Task requirements: Every line of the records below that holds the word "also" should be copied out.

Exercise data:
---
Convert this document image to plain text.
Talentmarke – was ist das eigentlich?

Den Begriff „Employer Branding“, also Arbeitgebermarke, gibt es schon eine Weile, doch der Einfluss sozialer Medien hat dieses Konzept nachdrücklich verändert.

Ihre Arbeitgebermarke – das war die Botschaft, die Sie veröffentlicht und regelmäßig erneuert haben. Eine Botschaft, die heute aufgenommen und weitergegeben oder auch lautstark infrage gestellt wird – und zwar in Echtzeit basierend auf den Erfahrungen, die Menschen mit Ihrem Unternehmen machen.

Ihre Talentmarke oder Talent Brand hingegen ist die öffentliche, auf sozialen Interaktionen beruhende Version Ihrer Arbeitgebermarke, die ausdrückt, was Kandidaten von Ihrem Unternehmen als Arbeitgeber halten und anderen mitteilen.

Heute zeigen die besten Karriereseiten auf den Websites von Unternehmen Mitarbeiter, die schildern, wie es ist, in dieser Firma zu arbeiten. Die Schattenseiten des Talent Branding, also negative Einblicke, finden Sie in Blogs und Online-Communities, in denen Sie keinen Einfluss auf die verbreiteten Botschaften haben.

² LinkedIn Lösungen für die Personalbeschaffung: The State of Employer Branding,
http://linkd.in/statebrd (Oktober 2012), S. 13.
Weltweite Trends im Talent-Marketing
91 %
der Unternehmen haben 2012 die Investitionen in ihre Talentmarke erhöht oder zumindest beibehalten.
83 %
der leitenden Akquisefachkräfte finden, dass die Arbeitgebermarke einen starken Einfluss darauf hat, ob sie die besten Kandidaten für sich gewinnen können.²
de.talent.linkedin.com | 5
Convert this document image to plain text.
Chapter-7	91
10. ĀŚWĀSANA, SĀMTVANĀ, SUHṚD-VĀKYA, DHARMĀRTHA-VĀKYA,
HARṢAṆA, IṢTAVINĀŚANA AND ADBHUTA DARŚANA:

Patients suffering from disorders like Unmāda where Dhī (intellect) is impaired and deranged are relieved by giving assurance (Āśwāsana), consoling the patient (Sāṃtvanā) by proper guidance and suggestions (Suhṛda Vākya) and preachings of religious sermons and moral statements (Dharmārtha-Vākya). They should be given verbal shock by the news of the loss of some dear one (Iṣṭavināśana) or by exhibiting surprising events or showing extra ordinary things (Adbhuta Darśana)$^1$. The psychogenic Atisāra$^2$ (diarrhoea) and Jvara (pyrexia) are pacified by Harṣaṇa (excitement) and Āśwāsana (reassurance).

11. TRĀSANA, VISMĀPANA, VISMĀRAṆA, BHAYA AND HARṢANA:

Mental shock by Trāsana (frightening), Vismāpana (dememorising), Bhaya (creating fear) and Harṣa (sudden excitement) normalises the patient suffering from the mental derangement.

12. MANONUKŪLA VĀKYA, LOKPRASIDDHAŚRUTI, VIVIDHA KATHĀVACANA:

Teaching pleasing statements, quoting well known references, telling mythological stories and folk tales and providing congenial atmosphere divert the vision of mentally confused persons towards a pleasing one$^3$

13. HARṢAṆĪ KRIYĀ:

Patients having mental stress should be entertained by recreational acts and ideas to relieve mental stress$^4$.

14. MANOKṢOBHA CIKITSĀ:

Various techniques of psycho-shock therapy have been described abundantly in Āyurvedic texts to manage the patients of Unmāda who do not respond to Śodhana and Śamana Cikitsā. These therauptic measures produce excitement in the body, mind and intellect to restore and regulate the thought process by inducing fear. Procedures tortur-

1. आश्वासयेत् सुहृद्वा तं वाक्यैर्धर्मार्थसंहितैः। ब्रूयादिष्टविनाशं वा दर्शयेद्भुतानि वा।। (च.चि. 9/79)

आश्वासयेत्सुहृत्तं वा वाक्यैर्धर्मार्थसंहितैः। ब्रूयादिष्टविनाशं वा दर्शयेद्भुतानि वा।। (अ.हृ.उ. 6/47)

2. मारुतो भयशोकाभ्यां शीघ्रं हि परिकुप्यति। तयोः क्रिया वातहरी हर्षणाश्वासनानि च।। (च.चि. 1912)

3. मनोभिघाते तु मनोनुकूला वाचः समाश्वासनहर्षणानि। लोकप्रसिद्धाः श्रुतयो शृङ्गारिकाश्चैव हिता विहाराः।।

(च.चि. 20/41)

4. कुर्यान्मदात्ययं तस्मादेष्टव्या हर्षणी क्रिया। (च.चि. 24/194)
---
Completed exercise:
Den Begriff „Employer Branding“, also Arbeitgebermarke, gibt es schon eine Weile, doch der Einfluss sozialer Medien hat dieses Konzept nachdrücklich verändert.
Heute zeigen die besten Karriereseiten auf den Websites von Unternehmen Mitarbeiter, die schildern, wie es ist, in dieser Firma zu arbeiten. Die Schattenseiten des Talent Branding, also negative Einblicke, finden Sie in Blogs und Online-Communities, in denen Sie keinen Einfluss auf die verbreiteten Botschaften haben.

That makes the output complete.